→ **Task to complete**
Drop all images and give the records again exactly.

==================================================

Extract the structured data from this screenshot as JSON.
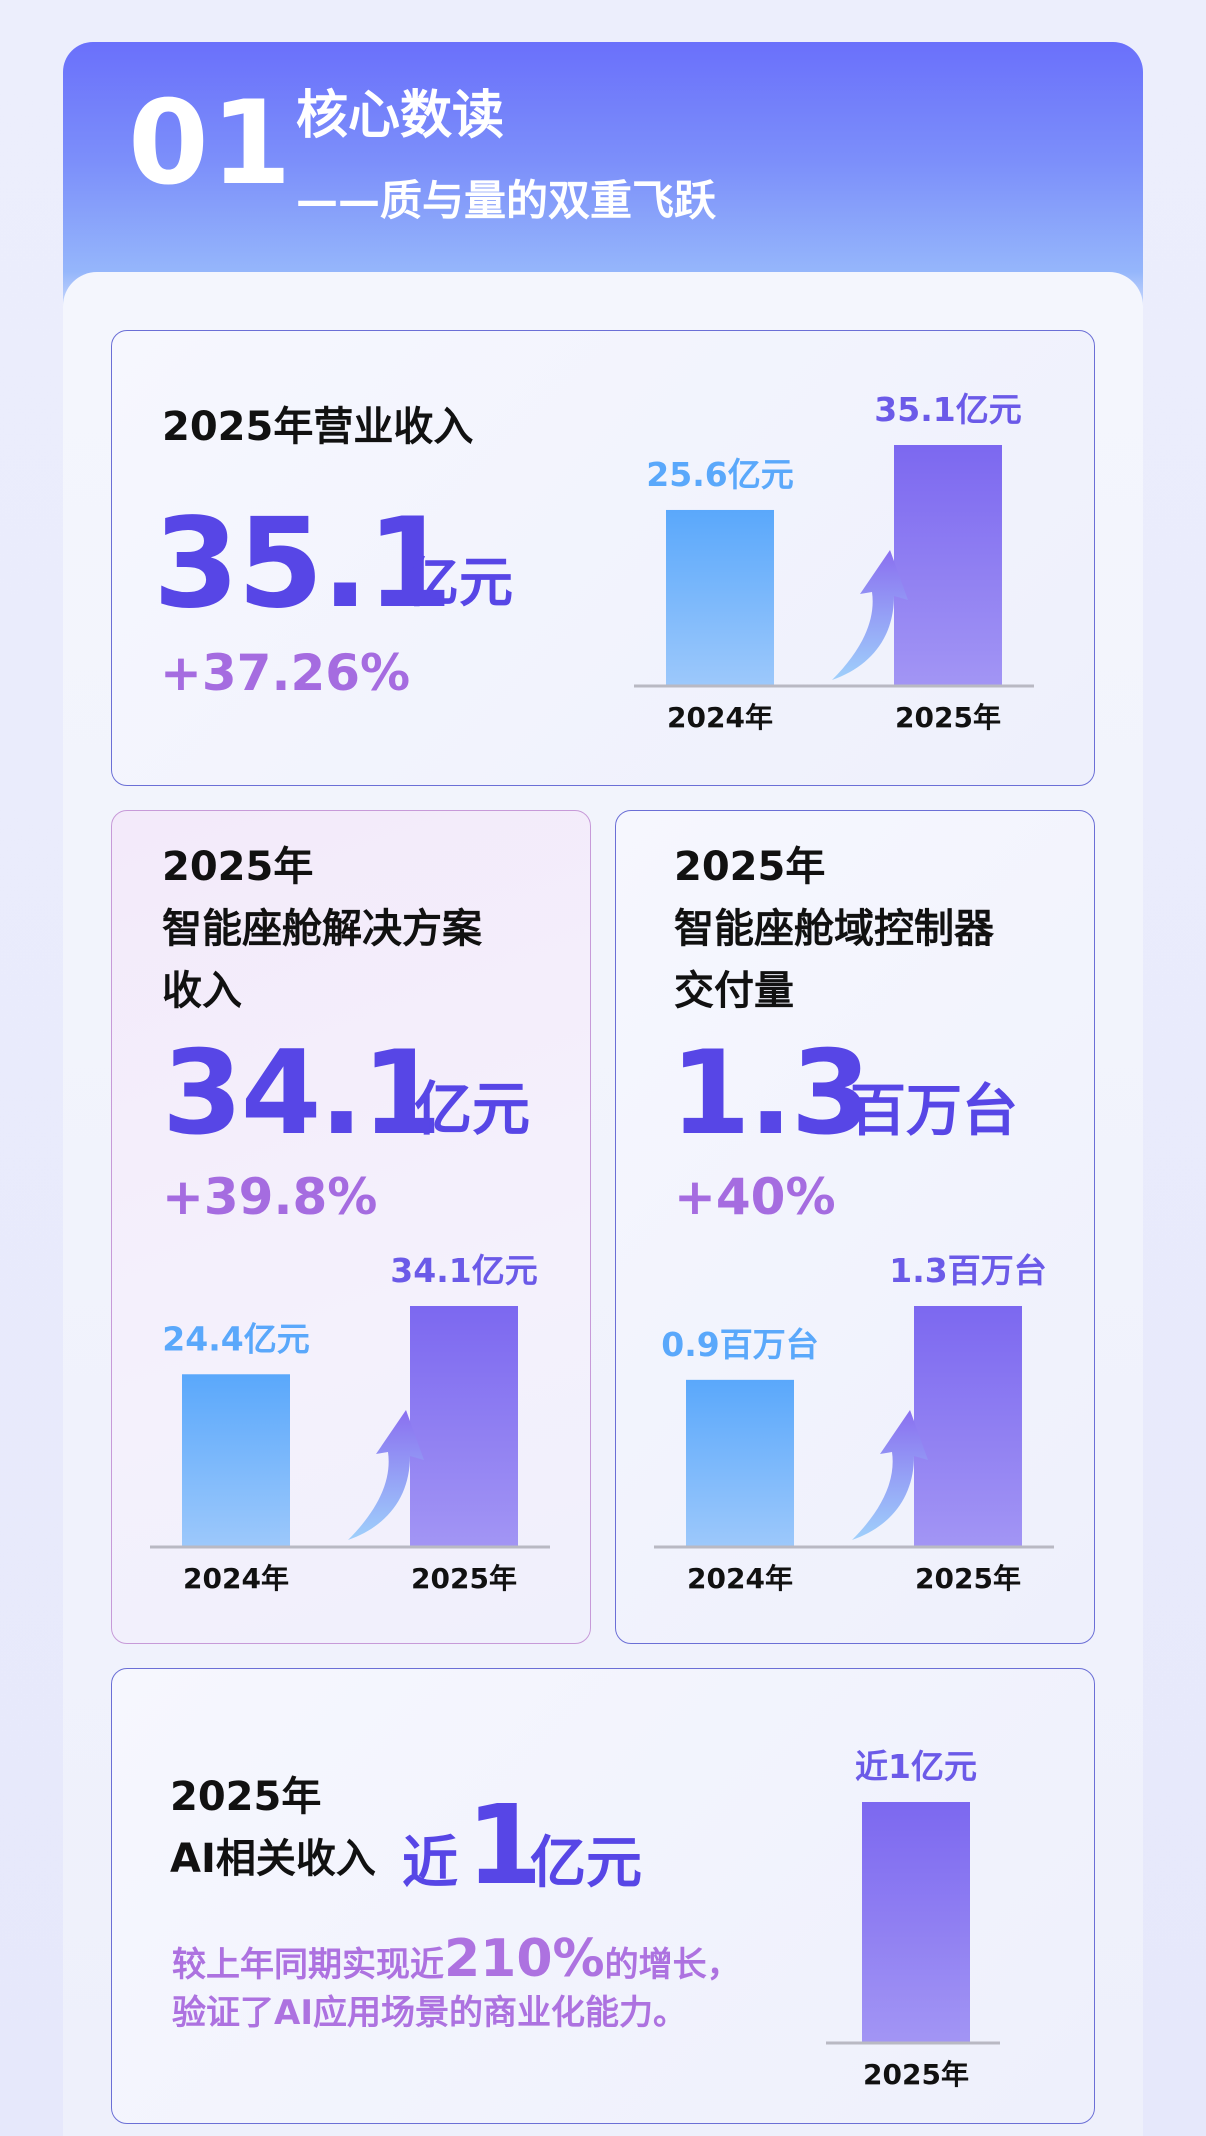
{
  "header": {
    "number": "01",
    "title": "核心数读",
    "subtitle": "——质与量的双重飞跃"
  },
  "colors": {
    "accent": "#5746e6",
    "growth": "#a56ce0",
    "bar_2024": "#5aa8fb",
    "bar_2025": "#7c68f0",
    "label_2024": "#5aa8fb",
    "label_2025": "#6b5ae8"
  },
  "cards": {
    "revenue": {
      "label": "2025年营业收入",
      "value": "35.1",
      "unit": "亿元",
      "growth": "+37.26%"
    },
    "cockpit": {
      "label_line1": "2025年",
      "label_line2": "智能座舱解决方案",
      "label_line3": "收入",
      "value": "34.1",
      "unit": "亿元",
      "growth": "+39.8%"
    },
    "controller": {
      "label_line1": "2025年",
      "label_line2": "智能座舱域控制器",
      "label_line3": "交付量",
      "value": "1.3",
      "unit": "百万台",
      "growth": "+40%"
    },
    "ai": {
      "label_line1": "2025年",
      "label_line2": "AI相关收入",
      "prefix": "近",
      "value": "1",
      "unit": "亿元",
      "desc_part1": "较上年同期实现近",
      "desc_highlight": "210%",
      "desc_part2": "的增长，",
      "desc_line2": "验证了AI应用场景的商业化能力。"
    }
  },
  "chart_data": [
    {
      "type": "bar",
      "categories": [
        "2024年",
        "2025年"
      ],
      "values": [
        25.6,
        35.1
      ],
      "data_labels": [
        "25.6亿元",
        "35.1亿元"
      ]
    },
    {
      "type": "bar",
      "categories": [
        "2024年",
        "2025年"
      ],
      "values": [
        24.4,
        34.1
      ],
      "data_labels": [
        "24.4亿元",
        "34.1亿元"
      ]
    },
    {
      "type": "bar",
      "categories": [
        "2024年",
        "2025年"
      ],
      "values": [
        0.9,
        1.3
      ],
      "data_labels": [
        "0.9百万台",
        "1.3百万台"
      ]
    },
    {
      "type": "bar",
      "categories": [
        "2025年"
      ],
      "values": [
        1
      ],
      "data_labels": [
        "近1亿元"
      ]
    }
  ]
}
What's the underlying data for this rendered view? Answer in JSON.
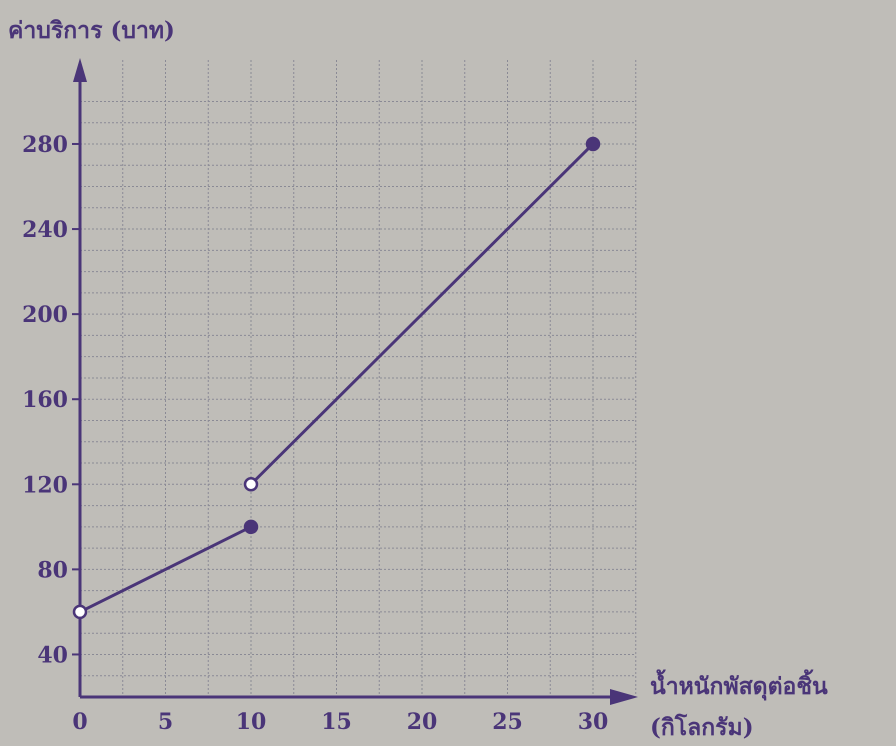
{
  "chart_data": {
    "type": "line",
    "ylabel": "ค่าบริการ (บาท)",
    "xlabel_line1": "น้ำหนักพัสดุต่อชิ้น",
    "xlabel_line2": "(กิโลกรัม)",
    "x_ticks": [
      0,
      5,
      10,
      15,
      20,
      25,
      30
    ],
    "y_ticks": [
      40,
      80,
      120,
      160,
      200,
      240,
      280
    ],
    "xlim": [
      0,
      30
    ],
    "ylim": [
      20,
      280
    ],
    "grid": true,
    "segments": [
      {
        "points": [
          [
            0,
            60
          ],
          [
            10,
            100
          ]
        ],
        "endpoints": [
          "open",
          "closed"
        ]
      },
      {
        "points": [
          [
            10,
            120
          ],
          [
            30,
            280
          ]
        ],
        "endpoints": [
          "open",
          "closed"
        ]
      }
    ],
    "colors": {
      "line": "#4a3578",
      "grid": "#8a8a95",
      "background": "#bfbdb8"
    }
  }
}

==================================================

→ **Solution for this exercise**
Extract the structured data from this screenshot as JSON.
{
  "header": {
    "number": "01",
    "title": "核心数读",
    "subtitle": "——质与量的双重飞跃"
  },
  "colors": {
    "accent": "#5746e6",
    "growth": "#a56ce0",
    "bar_2024": "#5aa8fb",
    "bar_2025": "#7c68f0",
    "label_2024": "#5aa8fb",
    "label_2025": "#6b5ae8"
  },
  "cards": {
    "revenue": {
      "label": "2025年营业收入",
      "value": "35.1",
      "unit": "亿元",
      "growth": "+37.26%"
    },
    "cockpit": {
      "label_line1": "2025年",
      "label_line2": "智能座舱解决方案",
      "label_line3": "收入",
      "value": "34.1",
      "unit": "亿元",
      "growth": "+39.8%"
    },
    "controller": {
      "label_line1": "2025年",
      "label_line2": "智能座舱域控制器",
      "label_line3": "交付量",
      "value": "1.3",
      "unit": "百万台",
      "growth": "+40%"
    },
    "ai": {
      "label_line1": "2025年",
      "label_line2": "AI相关收入",
      "prefix": "近",
      "value": "1",
      "unit": "亿元",
      "desc_part1": "较上年同期实现近",
      "desc_highlight": "210%",
      "desc_part2": "的增长，",
      "desc_line2": "验证了AI应用场景的商业化能力。"
    }
  },
  "chart_data": [
    {
      "type": "bar",
      "categories": [
        "2024年",
        "2025年"
      ],
      "values": [
        25.6,
        35.1
      ],
      "data_labels": [
        "25.6亿元",
        "35.1亿元"
      ]
    },
    {
      "type": "bar",
      "categories": [
        "2024年",
        "2025年"
      ],
      "values": [
        24.4,
        34.1
      ],
      "data_labels": [
        "24.4亿元",
        "34.1亿元"
      ]
    },
    {
      "type": "bar",
      "categories": [
        "2024年",
        "2025年"
      ],
      "values": [
        0.9,
        1.3
      ],
      "data_labels": [
        "0.9百万台",
        "1.3百万台"
      ]
    },
    {
      "type": "bar",
      "categories": [
        "2025年"
      ],
      "values": [
        1
      ],
      "data_labels": [
        "近1亿元"
      ]
    }
  ]
}
What's the underlying data for this rendered view? Answer in JSON.
{
  "chart_data": {
    "type": "line",
    "ylabel": "ค่าบริการ (บาท)",
    "xlabel_line1": "น้ำหนักพัสดุต่อชิ้น",
    "xlabel_line2": "(กิโลกรัม)",
    "x_ticks": [
      0,
      5,
      10,
      15,
      20,
      25,
      30
    ],
    "y_ticks": [
      40,
      80,
      120,
      160,
      200,
      240,
      280
    ],
    "xlim": [
      0,
      30
    ],
    "ylim": [
      20,
      280
    ],
    "grid": true,
    "segments": [
      {
        "points": [
          [
            0,
            60
          ],
          [
            10,
            100
          ]
        ],
        "endpoints": [
          "open",
          "closed"
        ]
      },
      {
        "points": [
          [
            10,
            120
          ],
          [
            30,
            280
          ]
        ],
        "endpoints": [
          "open",
          "closed"
        ]
      }
    ],
    "colors": {
      "line": "#4a3578",
      "grid": "#8a8a95",
      "background": "#bfbdb8"
    }
  }
}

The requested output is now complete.